- [Problem]
Give the number of lines in this listing that contain the word "Ctrl", and nothing else.

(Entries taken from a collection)
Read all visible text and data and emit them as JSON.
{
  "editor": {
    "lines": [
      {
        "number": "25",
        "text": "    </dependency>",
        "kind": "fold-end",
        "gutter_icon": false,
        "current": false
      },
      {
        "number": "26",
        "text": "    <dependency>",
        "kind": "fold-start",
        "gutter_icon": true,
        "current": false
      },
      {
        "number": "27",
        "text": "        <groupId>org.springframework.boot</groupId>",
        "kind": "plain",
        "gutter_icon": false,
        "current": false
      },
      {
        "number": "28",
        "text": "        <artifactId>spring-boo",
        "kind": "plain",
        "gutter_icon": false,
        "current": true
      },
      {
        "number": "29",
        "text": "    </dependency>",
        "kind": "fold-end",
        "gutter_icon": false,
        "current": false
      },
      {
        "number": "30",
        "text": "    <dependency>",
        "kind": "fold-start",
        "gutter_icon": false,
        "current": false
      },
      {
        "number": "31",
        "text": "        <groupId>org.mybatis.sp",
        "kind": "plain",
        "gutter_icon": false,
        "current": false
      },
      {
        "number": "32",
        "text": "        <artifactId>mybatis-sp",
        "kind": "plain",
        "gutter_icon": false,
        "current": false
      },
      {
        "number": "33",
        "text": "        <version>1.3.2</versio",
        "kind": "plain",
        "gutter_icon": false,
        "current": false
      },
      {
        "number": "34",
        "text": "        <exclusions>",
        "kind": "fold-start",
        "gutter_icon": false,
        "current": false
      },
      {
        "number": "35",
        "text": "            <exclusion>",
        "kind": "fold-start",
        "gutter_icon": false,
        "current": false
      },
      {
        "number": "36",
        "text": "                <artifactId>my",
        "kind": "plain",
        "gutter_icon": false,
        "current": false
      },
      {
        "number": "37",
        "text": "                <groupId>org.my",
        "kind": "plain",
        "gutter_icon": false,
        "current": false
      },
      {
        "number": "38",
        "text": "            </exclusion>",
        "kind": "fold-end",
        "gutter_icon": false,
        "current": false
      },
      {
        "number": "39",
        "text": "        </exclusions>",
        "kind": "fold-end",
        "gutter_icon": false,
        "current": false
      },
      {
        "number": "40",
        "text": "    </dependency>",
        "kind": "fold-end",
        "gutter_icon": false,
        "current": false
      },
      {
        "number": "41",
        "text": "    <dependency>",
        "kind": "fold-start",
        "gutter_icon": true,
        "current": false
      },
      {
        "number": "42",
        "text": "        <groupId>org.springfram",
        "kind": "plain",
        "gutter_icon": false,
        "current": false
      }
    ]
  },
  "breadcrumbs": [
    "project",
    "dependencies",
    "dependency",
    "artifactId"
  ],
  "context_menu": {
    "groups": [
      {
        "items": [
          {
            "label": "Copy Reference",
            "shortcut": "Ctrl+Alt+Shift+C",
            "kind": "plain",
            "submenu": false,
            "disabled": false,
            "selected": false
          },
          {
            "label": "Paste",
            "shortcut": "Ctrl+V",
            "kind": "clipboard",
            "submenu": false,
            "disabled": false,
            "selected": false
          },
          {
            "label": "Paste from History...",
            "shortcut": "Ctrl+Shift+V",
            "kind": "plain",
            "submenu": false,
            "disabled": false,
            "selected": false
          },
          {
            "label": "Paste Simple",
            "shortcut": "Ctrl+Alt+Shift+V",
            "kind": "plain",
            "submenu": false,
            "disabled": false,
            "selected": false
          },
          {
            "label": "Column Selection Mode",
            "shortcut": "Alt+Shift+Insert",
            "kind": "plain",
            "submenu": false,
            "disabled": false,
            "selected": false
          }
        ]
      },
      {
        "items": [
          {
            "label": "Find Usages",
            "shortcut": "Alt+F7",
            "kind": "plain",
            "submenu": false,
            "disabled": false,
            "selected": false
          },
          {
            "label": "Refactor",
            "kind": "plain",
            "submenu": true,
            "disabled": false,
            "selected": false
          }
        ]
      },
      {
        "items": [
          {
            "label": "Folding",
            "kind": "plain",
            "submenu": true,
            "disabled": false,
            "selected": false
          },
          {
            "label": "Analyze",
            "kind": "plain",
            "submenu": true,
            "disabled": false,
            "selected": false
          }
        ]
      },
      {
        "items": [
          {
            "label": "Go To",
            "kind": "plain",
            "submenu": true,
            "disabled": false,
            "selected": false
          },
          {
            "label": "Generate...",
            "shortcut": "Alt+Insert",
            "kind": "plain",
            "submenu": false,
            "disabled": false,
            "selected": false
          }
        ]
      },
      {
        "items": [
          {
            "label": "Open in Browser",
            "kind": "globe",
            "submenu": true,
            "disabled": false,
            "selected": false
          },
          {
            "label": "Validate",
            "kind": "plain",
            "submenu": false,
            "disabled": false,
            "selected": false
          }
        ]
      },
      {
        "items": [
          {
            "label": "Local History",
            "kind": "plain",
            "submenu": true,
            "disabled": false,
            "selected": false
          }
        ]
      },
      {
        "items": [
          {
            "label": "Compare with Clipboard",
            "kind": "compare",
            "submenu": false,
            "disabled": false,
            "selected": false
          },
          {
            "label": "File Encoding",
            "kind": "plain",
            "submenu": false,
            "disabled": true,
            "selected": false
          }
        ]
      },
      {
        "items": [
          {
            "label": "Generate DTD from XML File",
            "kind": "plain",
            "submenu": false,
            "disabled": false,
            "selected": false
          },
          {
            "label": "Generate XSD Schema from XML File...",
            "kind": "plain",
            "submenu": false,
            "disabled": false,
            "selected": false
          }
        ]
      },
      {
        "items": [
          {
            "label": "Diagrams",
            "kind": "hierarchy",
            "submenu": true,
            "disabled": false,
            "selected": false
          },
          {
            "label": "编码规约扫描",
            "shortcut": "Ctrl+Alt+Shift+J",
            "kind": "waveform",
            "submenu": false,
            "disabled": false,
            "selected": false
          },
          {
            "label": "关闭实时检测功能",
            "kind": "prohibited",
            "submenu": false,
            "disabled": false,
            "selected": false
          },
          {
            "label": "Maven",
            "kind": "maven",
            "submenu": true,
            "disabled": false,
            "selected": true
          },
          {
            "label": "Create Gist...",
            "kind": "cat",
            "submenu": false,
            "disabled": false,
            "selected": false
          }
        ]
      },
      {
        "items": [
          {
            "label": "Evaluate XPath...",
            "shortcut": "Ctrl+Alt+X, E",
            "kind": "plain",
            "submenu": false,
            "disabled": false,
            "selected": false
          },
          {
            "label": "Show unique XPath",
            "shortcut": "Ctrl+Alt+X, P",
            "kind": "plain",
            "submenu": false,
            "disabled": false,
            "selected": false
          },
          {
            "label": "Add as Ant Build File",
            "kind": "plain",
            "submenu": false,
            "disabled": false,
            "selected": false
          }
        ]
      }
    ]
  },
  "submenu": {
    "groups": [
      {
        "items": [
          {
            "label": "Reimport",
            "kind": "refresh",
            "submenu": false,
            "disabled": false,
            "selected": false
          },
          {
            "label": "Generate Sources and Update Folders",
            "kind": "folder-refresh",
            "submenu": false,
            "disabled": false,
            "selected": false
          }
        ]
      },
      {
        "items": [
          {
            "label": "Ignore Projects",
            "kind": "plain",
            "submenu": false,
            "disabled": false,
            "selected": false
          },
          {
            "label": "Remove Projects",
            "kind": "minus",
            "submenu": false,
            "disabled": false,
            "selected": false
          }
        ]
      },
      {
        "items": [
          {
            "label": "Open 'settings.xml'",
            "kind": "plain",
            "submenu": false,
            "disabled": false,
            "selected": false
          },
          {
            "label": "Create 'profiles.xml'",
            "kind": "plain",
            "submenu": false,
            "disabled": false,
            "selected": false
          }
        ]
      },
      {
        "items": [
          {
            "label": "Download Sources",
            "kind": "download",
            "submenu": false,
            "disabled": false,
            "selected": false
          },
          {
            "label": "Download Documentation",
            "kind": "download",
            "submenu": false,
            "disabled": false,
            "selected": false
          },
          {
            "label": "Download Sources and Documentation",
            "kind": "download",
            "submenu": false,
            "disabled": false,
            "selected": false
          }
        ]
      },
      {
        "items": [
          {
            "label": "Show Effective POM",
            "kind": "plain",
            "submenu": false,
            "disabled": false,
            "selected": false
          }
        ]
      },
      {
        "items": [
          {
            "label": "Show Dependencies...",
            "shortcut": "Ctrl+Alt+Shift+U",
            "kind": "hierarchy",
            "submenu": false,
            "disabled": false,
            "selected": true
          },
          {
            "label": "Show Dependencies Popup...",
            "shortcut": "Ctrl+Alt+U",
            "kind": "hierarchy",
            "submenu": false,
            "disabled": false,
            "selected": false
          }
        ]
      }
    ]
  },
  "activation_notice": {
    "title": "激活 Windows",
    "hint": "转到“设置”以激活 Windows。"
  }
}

- [Complete response]
9